TASK GOAL =>
Copy the items below word for word, from the very first line through the line containing "text-line: 分发挥党组织的战斗堡垒作用和党员的先锋模范作用，将党的 <box>126".

[Lines of data]
+ + + + +

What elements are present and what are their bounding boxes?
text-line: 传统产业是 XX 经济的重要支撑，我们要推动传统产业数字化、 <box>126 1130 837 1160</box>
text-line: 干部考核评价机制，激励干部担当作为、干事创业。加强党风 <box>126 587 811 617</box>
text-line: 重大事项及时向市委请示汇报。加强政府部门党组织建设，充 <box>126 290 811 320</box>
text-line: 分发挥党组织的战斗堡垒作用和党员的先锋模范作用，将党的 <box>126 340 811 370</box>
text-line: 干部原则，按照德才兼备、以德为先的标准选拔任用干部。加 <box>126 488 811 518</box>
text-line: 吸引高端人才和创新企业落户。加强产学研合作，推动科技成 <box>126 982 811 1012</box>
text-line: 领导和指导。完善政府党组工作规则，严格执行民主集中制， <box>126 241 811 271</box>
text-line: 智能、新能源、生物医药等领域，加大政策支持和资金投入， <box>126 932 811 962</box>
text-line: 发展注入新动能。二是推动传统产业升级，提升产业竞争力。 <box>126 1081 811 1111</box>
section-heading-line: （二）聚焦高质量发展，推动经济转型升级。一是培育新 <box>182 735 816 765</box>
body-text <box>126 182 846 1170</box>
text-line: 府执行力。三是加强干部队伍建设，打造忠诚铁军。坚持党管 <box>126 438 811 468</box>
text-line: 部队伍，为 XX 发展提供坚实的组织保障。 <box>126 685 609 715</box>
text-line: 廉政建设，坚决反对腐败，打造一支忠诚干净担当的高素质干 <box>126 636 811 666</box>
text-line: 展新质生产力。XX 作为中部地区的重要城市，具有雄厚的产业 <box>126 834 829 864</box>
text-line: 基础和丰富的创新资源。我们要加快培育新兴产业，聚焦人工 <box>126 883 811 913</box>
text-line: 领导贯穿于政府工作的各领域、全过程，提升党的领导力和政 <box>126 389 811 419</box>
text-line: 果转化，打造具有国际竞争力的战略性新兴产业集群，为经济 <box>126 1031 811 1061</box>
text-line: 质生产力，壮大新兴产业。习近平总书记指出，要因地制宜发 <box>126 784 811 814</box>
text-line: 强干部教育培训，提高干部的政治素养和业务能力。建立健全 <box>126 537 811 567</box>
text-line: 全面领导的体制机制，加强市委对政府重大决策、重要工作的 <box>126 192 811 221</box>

+ + + + +

WRITTEN REPLY =>
What elements are present and what are their bounding boxes?
text-line: 传统产业是 XX 经济的重要支撑，我们要推动传统产业数字化、 <box>126 1130 837 1160</box>
text-line: 干部考核评价机制，激励干部担当作为、干事创业。加强党风 <box>126 587 811 617</box>
text-line: 重大事项及时向市委请示汇报。加强政府部门党组织建设，充 <box>126 290 811 320</box>
text-line: 分发挥党组织的战斗堡垒作用和党员的先锋模范作用，将党的 <box>126 340 811 370</box>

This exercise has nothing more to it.